TASK INSTRUCTIONS:
Gather, from the listing beneath this task, every line holding the string "Java".

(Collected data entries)
--------------------------------------------------

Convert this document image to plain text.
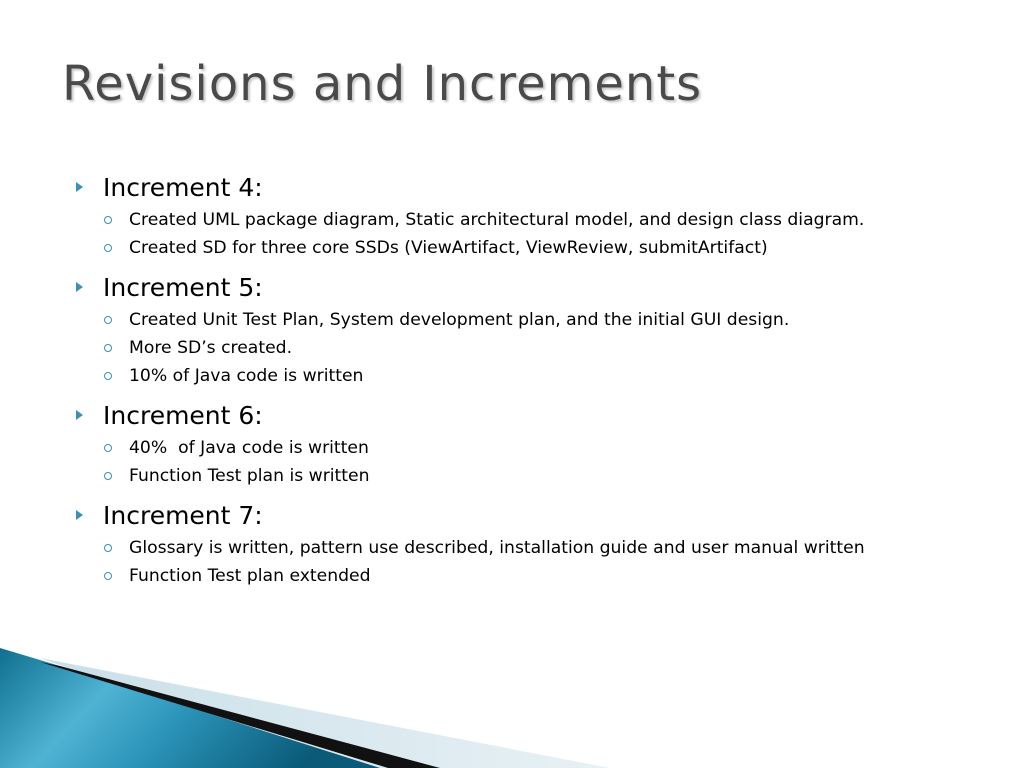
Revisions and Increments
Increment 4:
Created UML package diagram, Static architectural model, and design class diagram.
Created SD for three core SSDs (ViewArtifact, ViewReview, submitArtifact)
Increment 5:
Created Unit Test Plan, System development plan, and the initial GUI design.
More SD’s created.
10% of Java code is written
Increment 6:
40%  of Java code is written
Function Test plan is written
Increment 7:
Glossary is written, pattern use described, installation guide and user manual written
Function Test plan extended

--------------------------------------------------

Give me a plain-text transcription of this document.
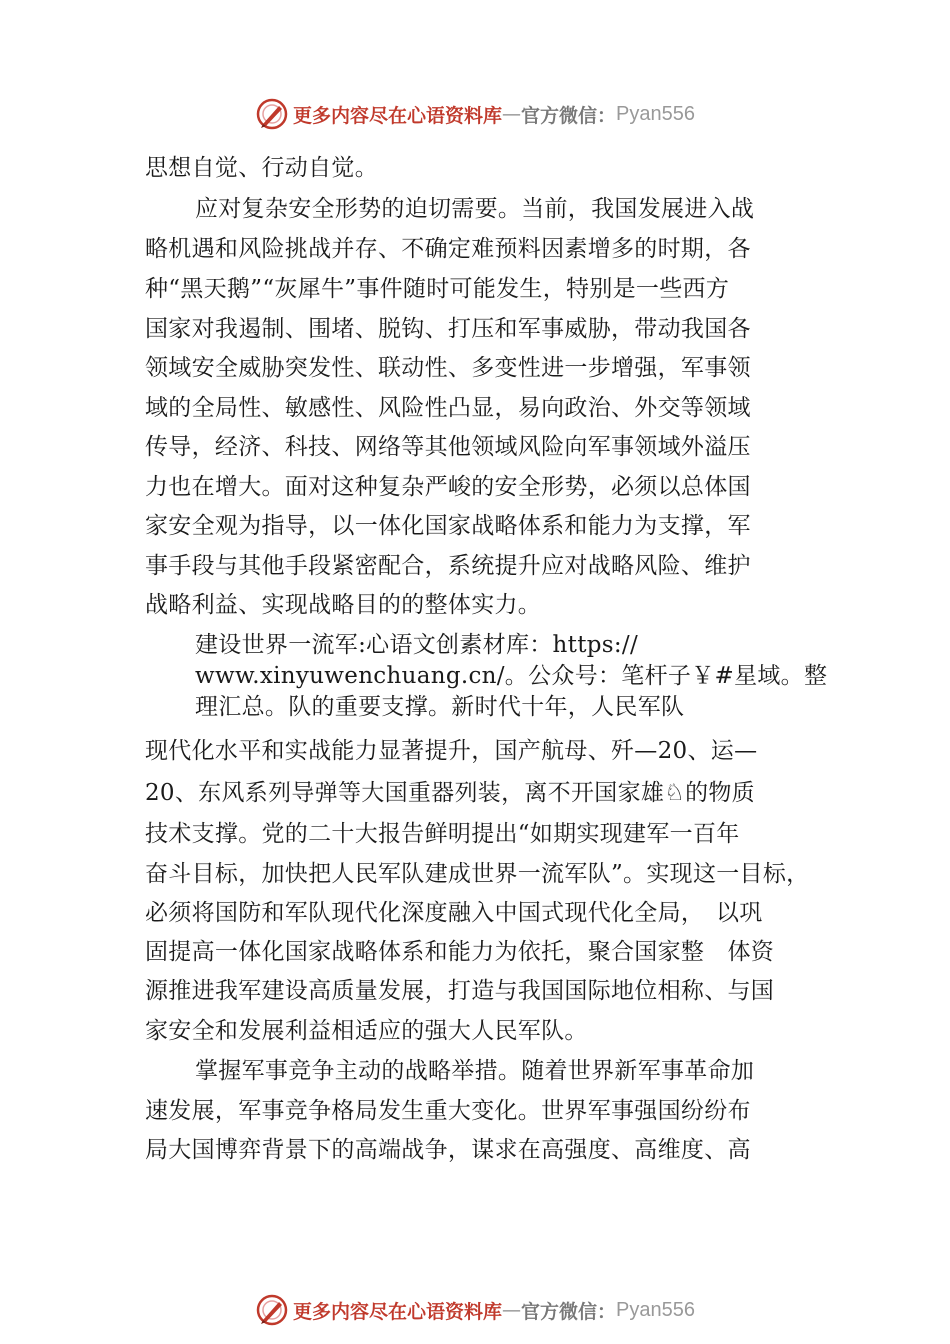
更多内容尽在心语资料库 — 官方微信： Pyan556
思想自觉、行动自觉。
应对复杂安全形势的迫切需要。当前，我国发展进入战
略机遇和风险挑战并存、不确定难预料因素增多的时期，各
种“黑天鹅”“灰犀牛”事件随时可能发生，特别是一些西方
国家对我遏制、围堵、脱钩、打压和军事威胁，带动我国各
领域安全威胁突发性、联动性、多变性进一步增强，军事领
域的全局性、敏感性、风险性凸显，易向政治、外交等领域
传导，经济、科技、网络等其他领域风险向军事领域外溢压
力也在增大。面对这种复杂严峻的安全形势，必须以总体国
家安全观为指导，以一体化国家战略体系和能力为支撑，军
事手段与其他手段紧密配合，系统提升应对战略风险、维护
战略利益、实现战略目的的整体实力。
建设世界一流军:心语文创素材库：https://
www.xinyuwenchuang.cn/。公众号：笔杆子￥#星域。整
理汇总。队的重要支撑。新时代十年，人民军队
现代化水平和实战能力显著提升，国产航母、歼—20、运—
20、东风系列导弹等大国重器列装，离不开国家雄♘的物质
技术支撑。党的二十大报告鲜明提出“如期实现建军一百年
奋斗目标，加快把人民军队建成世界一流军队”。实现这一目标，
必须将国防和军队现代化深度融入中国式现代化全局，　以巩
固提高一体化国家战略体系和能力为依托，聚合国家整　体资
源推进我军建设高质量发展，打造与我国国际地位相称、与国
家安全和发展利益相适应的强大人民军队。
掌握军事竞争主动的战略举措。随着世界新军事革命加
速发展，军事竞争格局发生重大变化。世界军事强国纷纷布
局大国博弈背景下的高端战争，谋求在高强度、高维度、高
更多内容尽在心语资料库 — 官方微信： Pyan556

--------------------------------------------------

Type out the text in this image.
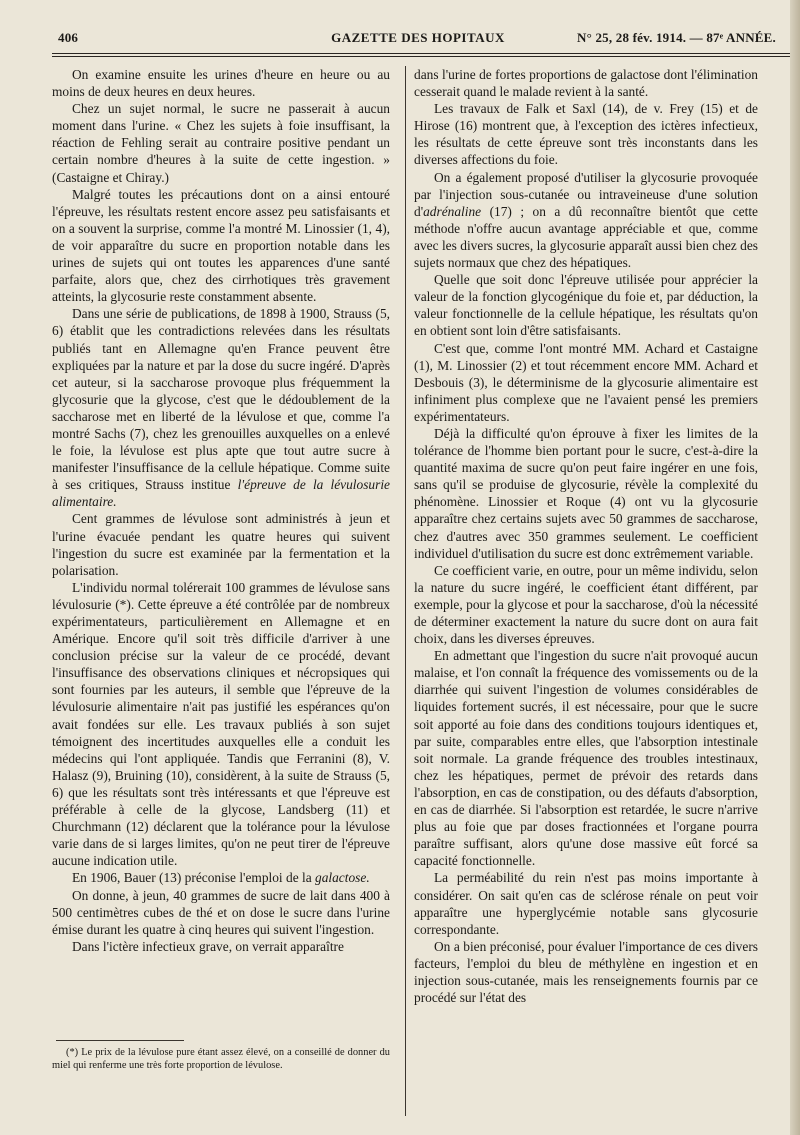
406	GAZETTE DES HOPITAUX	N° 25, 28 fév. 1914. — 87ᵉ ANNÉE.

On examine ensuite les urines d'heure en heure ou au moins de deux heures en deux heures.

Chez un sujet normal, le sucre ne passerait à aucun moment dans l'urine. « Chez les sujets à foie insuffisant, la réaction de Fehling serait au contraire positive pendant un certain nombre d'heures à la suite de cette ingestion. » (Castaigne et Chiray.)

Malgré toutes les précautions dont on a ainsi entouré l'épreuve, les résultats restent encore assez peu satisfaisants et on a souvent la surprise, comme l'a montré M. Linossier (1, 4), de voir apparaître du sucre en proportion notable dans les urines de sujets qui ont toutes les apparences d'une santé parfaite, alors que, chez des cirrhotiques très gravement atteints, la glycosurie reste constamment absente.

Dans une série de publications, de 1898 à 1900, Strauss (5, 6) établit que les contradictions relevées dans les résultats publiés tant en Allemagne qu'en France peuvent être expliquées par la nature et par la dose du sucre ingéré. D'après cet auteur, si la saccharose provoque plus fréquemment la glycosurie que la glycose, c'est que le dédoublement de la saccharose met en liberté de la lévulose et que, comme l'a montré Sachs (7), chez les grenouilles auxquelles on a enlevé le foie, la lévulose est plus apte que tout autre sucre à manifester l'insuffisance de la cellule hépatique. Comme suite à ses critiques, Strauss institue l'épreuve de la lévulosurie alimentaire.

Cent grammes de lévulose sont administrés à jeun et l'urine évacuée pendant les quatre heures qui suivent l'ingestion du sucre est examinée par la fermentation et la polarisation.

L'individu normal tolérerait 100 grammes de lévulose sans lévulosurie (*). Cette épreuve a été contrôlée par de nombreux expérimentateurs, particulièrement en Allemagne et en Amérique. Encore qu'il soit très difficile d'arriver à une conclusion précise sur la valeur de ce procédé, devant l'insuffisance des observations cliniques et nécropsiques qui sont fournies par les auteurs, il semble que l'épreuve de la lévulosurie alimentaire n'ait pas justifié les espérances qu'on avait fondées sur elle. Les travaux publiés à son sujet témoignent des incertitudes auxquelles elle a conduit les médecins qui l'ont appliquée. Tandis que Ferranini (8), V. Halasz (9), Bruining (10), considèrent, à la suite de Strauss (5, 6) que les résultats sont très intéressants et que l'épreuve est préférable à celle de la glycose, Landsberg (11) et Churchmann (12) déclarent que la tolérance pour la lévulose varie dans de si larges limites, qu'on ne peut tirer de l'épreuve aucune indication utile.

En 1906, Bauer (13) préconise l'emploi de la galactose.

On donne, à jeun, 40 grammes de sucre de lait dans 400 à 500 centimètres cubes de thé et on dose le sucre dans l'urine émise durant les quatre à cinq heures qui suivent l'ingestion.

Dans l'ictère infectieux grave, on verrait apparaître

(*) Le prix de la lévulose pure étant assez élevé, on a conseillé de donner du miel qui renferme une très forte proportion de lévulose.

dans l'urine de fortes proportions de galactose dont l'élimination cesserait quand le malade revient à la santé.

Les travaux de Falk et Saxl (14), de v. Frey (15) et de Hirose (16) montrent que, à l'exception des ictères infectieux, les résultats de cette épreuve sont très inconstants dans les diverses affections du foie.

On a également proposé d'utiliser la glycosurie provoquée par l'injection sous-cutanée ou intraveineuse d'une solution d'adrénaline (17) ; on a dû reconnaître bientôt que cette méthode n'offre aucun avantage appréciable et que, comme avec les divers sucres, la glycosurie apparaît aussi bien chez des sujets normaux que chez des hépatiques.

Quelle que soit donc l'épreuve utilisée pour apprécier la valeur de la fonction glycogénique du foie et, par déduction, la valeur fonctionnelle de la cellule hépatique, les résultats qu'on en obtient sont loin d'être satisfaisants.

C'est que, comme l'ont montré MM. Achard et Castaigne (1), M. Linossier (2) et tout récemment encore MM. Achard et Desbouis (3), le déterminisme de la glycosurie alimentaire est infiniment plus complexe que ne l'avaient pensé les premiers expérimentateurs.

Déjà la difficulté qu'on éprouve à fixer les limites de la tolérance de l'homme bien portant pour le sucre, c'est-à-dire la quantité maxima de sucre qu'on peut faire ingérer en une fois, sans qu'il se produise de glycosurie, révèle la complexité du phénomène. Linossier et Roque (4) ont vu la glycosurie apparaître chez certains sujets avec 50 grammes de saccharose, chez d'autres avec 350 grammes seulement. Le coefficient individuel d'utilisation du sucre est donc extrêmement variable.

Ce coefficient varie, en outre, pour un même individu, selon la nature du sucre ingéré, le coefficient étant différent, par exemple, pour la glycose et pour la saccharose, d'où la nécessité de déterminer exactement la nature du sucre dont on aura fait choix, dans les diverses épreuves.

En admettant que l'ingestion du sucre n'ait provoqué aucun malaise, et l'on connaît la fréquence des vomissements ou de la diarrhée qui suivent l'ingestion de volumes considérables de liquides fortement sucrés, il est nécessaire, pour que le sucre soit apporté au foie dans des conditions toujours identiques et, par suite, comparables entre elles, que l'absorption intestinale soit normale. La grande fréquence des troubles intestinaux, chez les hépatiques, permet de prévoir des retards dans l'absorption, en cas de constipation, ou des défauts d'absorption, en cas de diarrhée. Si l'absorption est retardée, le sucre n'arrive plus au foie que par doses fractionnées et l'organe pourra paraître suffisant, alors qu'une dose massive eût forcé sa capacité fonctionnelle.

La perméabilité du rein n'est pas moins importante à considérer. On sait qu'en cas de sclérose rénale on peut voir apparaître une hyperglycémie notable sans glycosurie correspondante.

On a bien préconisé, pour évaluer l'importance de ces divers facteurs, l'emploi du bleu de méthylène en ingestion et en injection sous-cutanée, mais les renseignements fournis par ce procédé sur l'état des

--------------------------------------------------

SOLUTION TO THIS PROBLEM:
10% of Java code is written
40%  of Java code is written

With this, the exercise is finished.